> [Exercise details] Scan the lines below for the word "this". Copy each line you find it in.

[Figure data in JSON]

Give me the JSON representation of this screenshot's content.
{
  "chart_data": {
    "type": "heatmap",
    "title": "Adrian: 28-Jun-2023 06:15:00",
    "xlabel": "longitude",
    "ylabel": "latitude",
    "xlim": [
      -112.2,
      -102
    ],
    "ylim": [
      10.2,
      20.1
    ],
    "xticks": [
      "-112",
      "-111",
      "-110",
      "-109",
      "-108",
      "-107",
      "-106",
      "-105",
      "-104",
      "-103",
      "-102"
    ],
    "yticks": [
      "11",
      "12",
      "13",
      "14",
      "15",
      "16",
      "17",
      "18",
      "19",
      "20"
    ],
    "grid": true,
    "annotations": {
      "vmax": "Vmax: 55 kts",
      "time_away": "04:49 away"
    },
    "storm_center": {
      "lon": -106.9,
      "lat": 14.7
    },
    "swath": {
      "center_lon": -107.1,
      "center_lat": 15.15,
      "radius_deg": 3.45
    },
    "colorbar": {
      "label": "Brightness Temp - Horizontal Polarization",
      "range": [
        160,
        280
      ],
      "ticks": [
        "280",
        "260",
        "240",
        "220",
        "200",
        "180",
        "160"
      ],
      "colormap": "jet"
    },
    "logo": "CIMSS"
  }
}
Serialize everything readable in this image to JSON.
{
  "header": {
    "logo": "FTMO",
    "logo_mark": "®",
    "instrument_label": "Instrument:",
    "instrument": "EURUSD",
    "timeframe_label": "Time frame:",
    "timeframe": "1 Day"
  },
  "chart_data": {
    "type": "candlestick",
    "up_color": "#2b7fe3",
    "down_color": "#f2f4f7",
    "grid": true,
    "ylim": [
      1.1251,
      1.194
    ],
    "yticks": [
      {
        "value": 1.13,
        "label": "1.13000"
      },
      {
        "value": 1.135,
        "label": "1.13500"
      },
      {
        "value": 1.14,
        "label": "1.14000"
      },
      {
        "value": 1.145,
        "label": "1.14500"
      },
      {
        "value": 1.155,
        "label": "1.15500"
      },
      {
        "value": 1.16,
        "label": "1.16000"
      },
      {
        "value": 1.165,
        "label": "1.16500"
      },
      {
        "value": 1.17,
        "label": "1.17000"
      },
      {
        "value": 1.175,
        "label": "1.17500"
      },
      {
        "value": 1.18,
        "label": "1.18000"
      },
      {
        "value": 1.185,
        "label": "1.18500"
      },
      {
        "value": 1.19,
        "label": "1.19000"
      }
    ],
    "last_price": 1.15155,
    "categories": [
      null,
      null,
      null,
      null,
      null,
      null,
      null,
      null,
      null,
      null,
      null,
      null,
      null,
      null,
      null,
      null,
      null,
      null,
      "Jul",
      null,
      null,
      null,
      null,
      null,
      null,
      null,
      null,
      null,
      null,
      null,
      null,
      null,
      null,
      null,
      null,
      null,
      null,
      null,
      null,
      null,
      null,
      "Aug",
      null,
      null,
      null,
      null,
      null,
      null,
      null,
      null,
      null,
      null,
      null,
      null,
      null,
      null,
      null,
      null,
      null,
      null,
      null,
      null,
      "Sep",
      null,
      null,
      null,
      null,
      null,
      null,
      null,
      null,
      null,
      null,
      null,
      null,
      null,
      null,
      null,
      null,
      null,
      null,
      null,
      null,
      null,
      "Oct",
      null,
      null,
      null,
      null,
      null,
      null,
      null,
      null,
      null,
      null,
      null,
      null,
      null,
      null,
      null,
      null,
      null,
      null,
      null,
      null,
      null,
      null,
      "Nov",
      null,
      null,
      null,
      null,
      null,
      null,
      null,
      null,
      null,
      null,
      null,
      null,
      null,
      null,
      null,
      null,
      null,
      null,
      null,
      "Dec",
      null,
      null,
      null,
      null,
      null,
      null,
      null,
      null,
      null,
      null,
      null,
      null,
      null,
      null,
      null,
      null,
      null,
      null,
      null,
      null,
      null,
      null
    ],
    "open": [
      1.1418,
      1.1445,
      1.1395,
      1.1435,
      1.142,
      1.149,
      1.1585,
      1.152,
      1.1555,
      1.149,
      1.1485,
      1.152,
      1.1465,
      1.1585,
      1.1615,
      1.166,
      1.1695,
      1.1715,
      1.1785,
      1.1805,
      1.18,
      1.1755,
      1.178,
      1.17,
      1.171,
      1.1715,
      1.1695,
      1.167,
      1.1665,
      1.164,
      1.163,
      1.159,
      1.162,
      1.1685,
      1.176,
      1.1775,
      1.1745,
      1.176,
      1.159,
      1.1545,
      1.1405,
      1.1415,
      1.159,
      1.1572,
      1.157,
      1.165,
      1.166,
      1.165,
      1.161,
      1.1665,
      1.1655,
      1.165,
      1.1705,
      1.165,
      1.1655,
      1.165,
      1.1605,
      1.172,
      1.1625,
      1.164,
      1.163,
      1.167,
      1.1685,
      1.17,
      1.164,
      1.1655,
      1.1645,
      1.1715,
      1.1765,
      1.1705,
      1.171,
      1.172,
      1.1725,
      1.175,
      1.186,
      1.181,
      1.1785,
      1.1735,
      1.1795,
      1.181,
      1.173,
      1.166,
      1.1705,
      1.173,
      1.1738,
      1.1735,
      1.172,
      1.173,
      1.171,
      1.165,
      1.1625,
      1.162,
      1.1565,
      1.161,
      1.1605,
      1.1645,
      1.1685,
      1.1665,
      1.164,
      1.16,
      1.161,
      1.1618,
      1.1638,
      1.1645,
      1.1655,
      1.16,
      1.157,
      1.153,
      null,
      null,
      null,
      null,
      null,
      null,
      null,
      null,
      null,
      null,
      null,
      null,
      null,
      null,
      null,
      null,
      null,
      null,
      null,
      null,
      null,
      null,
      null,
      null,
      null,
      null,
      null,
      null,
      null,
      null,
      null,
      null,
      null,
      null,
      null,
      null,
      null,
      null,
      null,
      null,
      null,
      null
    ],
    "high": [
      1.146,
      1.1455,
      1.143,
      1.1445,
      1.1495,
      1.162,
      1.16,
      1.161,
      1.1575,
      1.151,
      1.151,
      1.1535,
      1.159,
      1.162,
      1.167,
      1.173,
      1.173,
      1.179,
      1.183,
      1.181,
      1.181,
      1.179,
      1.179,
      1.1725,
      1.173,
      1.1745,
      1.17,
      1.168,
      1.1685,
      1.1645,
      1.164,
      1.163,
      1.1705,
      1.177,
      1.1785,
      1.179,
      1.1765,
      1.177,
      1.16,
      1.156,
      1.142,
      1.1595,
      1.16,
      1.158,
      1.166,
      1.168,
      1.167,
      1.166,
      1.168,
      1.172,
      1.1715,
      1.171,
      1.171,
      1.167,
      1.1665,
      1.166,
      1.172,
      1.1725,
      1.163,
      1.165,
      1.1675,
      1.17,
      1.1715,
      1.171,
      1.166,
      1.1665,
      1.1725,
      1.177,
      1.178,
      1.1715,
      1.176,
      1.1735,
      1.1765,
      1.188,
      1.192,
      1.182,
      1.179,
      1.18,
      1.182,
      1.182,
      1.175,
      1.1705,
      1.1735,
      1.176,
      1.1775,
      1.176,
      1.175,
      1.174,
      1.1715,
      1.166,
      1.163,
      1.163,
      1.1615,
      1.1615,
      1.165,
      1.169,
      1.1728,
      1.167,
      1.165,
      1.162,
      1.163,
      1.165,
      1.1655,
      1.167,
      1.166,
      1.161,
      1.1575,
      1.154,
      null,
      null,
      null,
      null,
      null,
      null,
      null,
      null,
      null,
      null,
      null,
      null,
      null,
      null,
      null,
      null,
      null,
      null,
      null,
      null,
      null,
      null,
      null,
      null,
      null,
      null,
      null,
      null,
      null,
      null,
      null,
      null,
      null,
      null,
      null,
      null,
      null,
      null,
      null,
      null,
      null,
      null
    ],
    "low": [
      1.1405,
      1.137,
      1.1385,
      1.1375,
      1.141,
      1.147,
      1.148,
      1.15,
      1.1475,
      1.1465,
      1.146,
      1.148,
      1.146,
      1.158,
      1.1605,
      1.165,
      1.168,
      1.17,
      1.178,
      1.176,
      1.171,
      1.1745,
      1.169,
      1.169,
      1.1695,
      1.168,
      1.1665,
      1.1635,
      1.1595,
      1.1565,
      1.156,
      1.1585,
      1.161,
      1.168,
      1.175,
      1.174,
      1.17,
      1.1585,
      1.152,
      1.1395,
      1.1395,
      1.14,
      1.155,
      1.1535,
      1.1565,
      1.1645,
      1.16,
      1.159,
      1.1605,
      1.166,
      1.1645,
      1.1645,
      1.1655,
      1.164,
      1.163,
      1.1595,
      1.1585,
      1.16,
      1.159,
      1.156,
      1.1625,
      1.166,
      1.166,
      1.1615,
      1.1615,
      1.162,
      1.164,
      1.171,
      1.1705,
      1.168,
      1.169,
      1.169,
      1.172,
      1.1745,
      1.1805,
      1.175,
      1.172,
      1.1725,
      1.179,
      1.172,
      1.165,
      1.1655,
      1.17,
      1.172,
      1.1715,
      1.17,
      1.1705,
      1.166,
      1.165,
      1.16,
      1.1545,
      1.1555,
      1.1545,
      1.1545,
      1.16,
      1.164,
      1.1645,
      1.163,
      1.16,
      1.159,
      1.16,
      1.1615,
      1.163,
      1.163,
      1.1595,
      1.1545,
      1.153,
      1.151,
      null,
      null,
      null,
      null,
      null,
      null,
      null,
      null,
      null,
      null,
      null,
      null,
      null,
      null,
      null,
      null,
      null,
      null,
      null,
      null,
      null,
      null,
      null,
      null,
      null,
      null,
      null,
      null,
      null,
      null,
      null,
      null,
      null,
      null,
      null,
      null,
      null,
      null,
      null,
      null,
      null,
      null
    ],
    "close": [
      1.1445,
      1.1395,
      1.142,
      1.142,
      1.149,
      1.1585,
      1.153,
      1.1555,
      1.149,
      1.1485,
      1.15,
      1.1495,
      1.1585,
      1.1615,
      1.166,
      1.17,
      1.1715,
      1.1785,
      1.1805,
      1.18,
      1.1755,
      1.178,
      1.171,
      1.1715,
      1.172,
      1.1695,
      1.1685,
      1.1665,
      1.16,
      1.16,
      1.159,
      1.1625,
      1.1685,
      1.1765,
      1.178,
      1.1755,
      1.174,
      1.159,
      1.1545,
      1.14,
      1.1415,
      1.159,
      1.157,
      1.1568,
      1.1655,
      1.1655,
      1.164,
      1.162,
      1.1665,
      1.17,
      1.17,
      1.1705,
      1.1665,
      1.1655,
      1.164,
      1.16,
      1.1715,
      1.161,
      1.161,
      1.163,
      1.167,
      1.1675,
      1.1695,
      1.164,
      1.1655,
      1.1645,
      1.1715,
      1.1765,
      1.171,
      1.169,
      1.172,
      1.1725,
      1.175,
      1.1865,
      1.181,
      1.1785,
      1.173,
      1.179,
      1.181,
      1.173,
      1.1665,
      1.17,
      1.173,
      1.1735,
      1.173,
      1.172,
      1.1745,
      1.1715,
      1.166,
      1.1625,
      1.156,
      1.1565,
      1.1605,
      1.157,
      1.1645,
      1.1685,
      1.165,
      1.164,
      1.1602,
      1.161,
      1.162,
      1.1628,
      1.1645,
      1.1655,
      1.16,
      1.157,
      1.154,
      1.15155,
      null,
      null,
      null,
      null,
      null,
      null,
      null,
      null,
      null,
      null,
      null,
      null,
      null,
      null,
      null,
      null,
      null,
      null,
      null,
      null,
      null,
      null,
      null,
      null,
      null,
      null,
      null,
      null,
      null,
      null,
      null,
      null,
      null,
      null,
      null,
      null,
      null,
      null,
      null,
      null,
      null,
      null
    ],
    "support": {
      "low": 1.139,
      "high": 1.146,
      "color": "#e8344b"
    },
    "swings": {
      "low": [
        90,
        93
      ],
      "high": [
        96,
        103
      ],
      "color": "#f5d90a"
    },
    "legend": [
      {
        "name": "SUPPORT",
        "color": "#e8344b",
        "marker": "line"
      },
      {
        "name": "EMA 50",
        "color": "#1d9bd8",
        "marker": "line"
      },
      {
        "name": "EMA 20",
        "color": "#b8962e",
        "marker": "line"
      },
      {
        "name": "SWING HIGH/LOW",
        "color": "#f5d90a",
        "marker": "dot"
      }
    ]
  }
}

> [Problem solution]
Give me the JSON representation of this screenshot's content.
Serialize everything readable in this image to JSON.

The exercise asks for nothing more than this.